List the lines of this listing that hold the word "color".
▼
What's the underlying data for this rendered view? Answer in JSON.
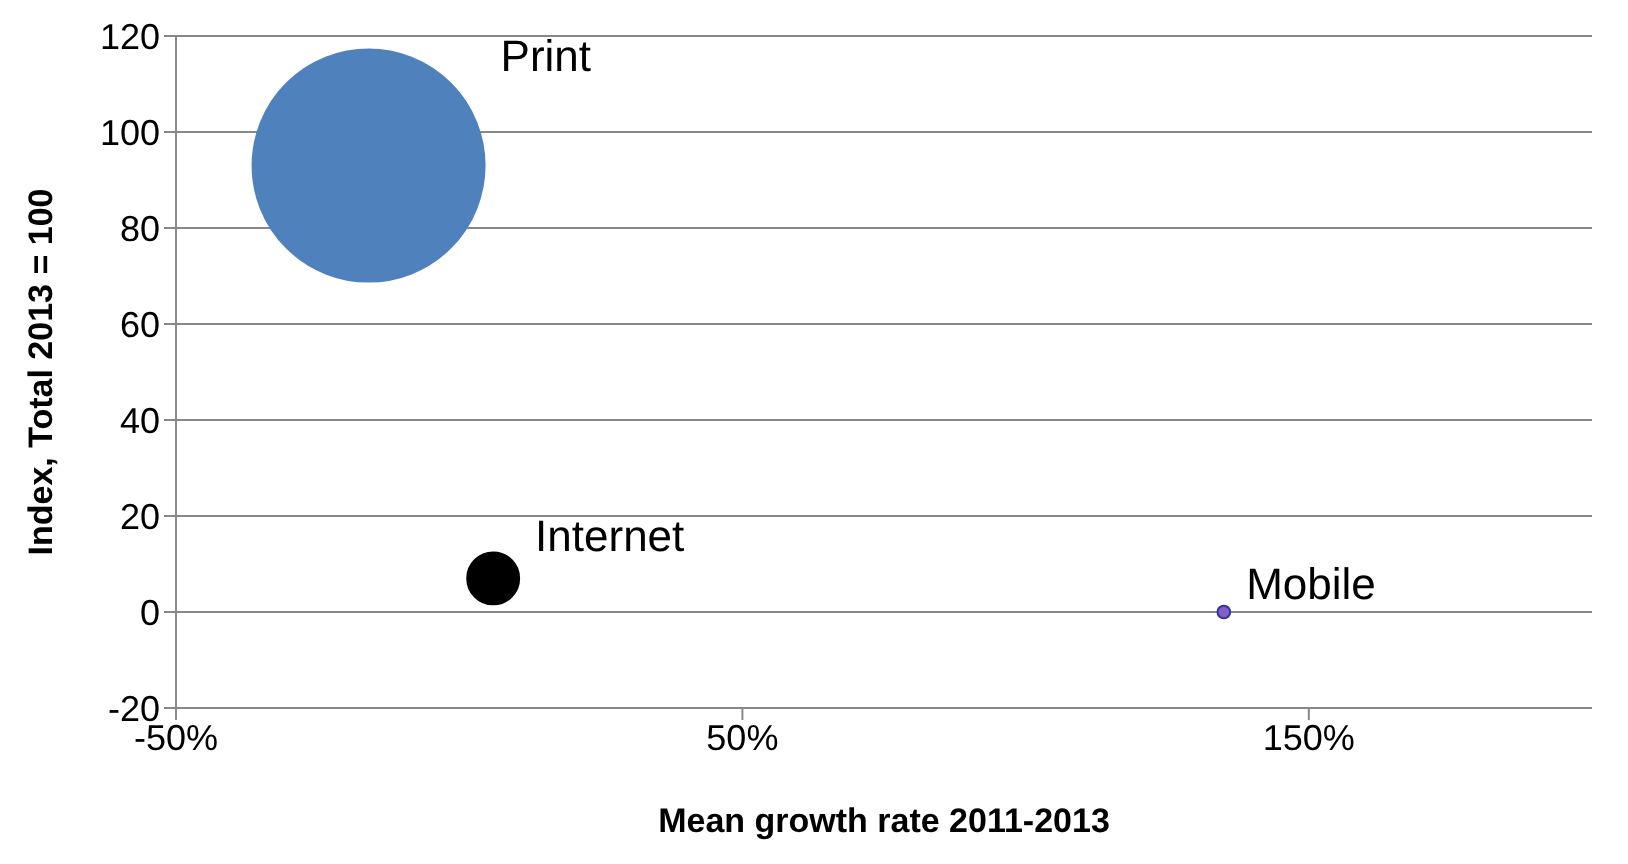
{
  "chart_data": {
    "type": "bubble",
    "xlabel": "Mean growth rate 2011-2013",
    "ylabel": "Index, Total 2013 = 100",
    "series": [
      {
        "name": "Print",
        "color": "#4f81bd",
        "x": [
          -16
        ],
        "values": [
          93
        ],
        "sizes": [
          1
        ]
      },
      {
        "name": "Internet",
        "color": "#000000",
        "x": [
          6
        ],
        "values": [
          7
        ],
        "sizes": [
          0.05
        ]
      },
      {
        "name": "Mobile",
        "color": "#7f5fc8",
        "x": [
          135
        ],
        "values": [
          0
        ],
        "sizes": [
          0.003
        ]
      }
    ],
    "xlim": [
      -50,
      200
    ],
    "xticks": [
      {
        "value": -50,
        "label": "-50%"
      },
      {
        "value": 50,
        "label": "50%"
      },
      {
        "value": 150,
        "label": "150%"
      }
    ],
    "ylim": [
      -20,
      120
    ],
    "yticks": [
      -20,
      0,
      20,
      40,
      60,
      80,
      100,
      120
    ],
    "grid": "y",
    "legend": false
  }
}
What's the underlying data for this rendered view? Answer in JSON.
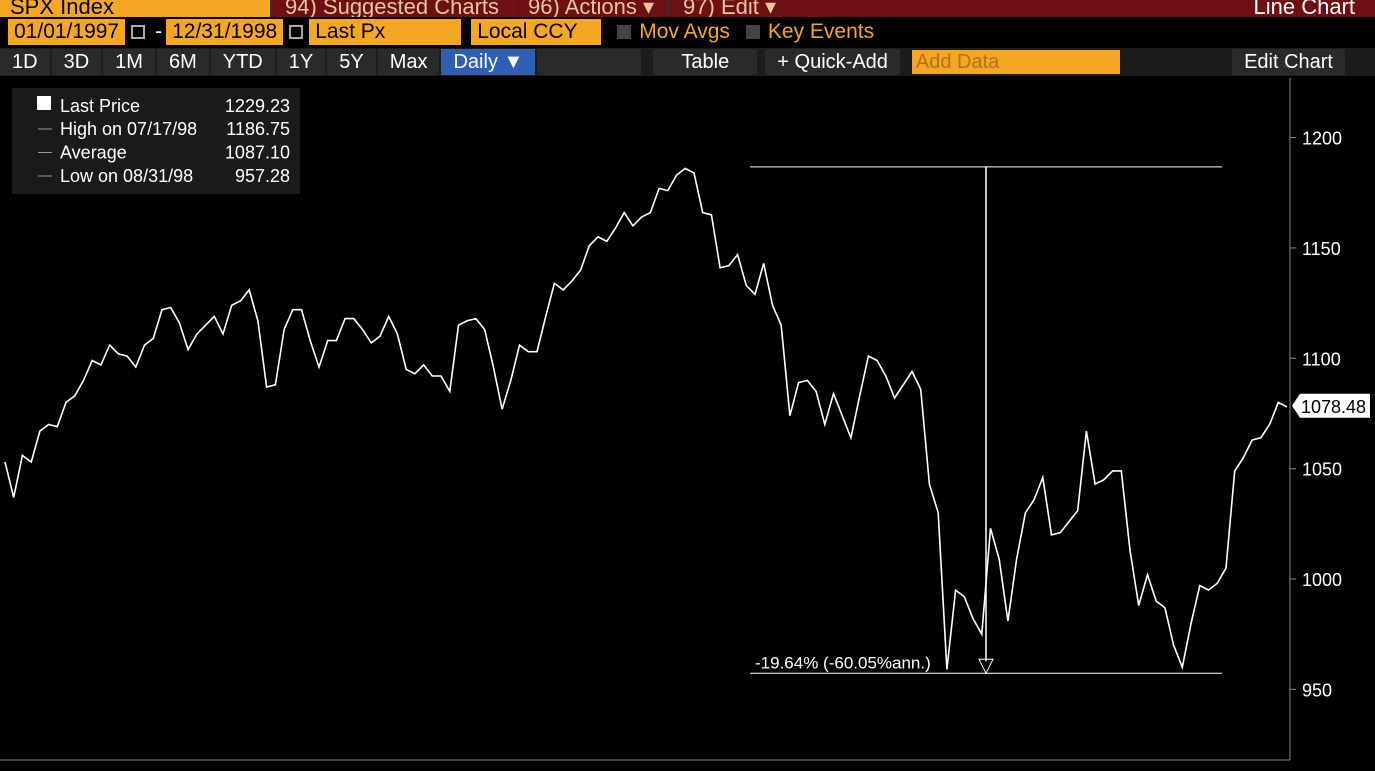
{
  "header": {
    "ticker": "SPX Index",
    "tabs": [
      "94) Suggested Charts",
      "96) Actions ▾",
      "97) Edit ▾"
    ],
    "view": "Line Chart"
  },
  "toolbar": {
    "start_date": "01/01/1997",
    "end_date": "12/31/1998",
    "field": "Last Px",
    "currency": "Local CCY",
    "toggles": [
      "Mov Avgs",
      "Key Events"
    ],
    "periods": [
      "1D",
      "3D",
      "1M",
      "6M",
      "YTD",
      "1Y",
      "5Y",
      "Max"
    ],
    "frequency": "Daily ▼",
    "table": "Table",
    "quick_add": "+ Quick-Add",
    "add_data": "Add Data",
    "edit_chart": "Edit Chart"
  },
  "chart_data": {
    "type": "line",
    "series": [
      {
        "name": "Last Price",
        "color": "#ffffff",
        "values": [
          1053,
          1037,
          1056,
          1053,
          1067,
          1070,
          1069,
          1080,
          1083,
          1090,
          1099,
          1097,
          1106,
          1102,
          1101,
          1096,
          1106,
          1109,
          1122,
          1123,
          1116,
          1104,
          1111,
          1115,
          1119,
          1111,
          1124,
          1126,
          1131,
          1117,
          1087,
          1088,
          1113,
          1122,
          1122,
          1108,
          1096,
          1108,
          1108,
          1118,
          1118,
          1113,
          1107,
          1110,
          1119,
          1111,
          1095,
          1093,
          1097,
          1092,
          1092,
          1085,
          1115,
          1117,
          1118,
          1113,
          1096,
          1077,
          1090,
          1106,
          1103,
          1103,
          1119,
          1134,
          1131,
          1135,
          1140,
          1151,
          1155,
          1153,
          1159,
          1166,
          1160,
          1164,
          1166,
          1177,
          1176,
          1183,
          1186,
          1184,
          1166,
          1165,
          1141,
          1142,
          1147,
          1133,
          1129,
          1143,
          1124,
          1115,
          1074,
          1089,
          1090,
          1085,
          1070,
          1084,
          1074,
          1064,
          1083,
          1101,
          1099,
          1092,
          1082,
          1088,
          1094,
          1086,
          1043,
          1030,
          959,
          995,
          992,
          982,
          975,
          1023,
          1009,
          981,
          1009,
          1030,
          1036,
          1046,
          1020,
          1021,
          1026,
          1031,
          1067,
          1043,
          1045,
          1049,
          1049,
          1013,
          988,
          1002,
          990,
          987,
          970,
          960,
          980,
          997,
          995,
          998,
          1005,
          1049,
          1055,
          1063,
          1064,
          1070,
          1080,
          1078
        ]
      }
    ],
    "ylim": [
      918,
      1227
    ],
    "yticks": [
      950,
      1000,
      1050,
      1100,
      1150,
      1200
    ],
    "last_price": "1229.23",
    "stats": [
      {
        "label": "High on 07/17/98",
        "value": "1186.75"
      },
      {
        "label": "Average",
        "value": "1087.10"
      },
      {
        "label": "Low on 08/31/98",
        "value": "957.28"
      }
    ],
    "last_value_label": "1078.48",
    "annotation": "-19.64% (-60.05%ann.)"
  }
}
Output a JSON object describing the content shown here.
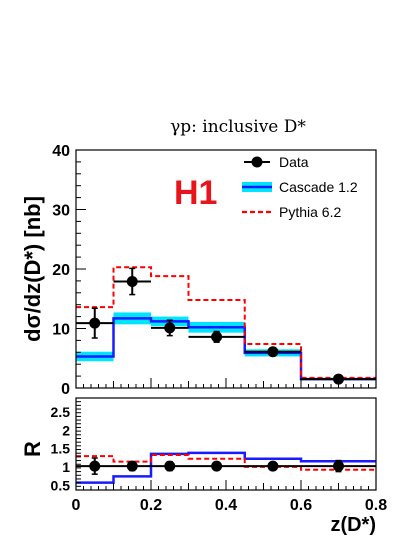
▲
Completed exercise:
        "color": "#4f81bd",
        "color": "#000000",
        "color": "#7f5fc8",
        "color": "#ffffff",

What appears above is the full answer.